----- DATA LINES
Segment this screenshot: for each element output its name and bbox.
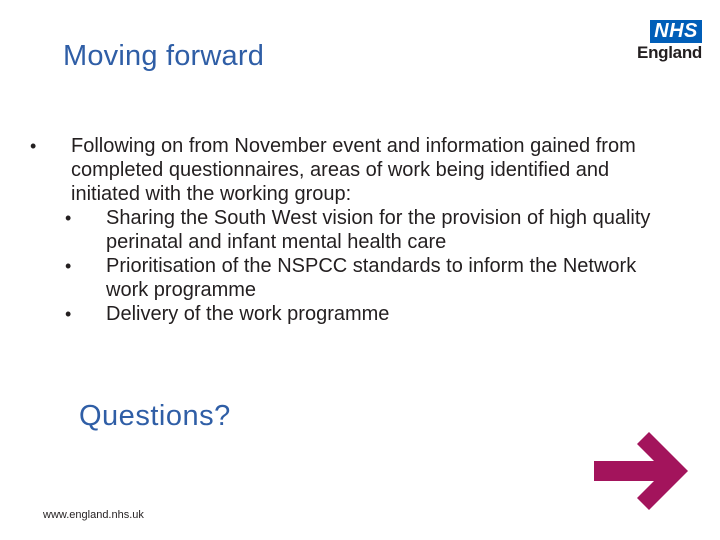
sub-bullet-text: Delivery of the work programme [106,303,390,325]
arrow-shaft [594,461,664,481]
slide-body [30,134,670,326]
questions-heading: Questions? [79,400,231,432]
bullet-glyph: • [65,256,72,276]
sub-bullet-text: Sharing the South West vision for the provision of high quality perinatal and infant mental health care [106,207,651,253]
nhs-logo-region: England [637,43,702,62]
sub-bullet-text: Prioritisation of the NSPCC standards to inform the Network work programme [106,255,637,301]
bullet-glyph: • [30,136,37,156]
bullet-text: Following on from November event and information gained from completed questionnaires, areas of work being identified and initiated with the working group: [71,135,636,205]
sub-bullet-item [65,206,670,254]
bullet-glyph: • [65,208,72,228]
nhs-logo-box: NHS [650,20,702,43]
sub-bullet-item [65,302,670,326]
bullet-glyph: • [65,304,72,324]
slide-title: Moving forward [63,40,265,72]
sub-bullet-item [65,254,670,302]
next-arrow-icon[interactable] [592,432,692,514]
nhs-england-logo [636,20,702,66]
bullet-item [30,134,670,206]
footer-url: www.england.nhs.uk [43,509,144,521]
----------
[INSTRUCTIONS TO FOLLOW]:
Update the data by replacing every "bullet-glyph" with "bullet-marker" and keep everything else the same. Do not include the picture in your answer.

[EXERCISE OUTPUT]:
Segment this screenshot: for each element output its name and bbox.
sub-bullet-text: Delivery of the work programme [106,303,390,325]
arrow-shaft [594,461,664,481]
slide-body [30,134,670,326]
questions-heading: Questions? [79,400,231,432]
bullet-marker: • [65,256,72,276]
sub-bullet-text: Sharing the South West vision for the provision of high quality perinatal and infant mental health care [106,207,651,253]
nhs-logo-region: England [637,43,702,62]
sub-bullet-text: Prioritisation of the NSPCC standards to inform the Network work programme [106,255,637,301]
bullet-marker: • [30,136,37,156]
bullet-text: Following on from November event and information gained from completed questionnaires, areas of work being identified and initiated with the working group: [71,135,636,205]
sub-bullet-item [65,206,670,254]
bullet-marker: • [65,208,72,228]
nhs-logo-box: NHS [650,20,702,43]
sub-bullet-item [65,302,670,326]
bullet-marker: • [65,304,72,324]
slide-title: Moving forward [63,40,265,72]
sub-bullet-item [65,254,670,302]
next-arrow-icon[interactable] [592,432,692,514]
nhs-england-logo [636,20,702,66]
bullet-item [30,134,670,206]
footer-url: www.england.nhs.uk [43,509,144,521]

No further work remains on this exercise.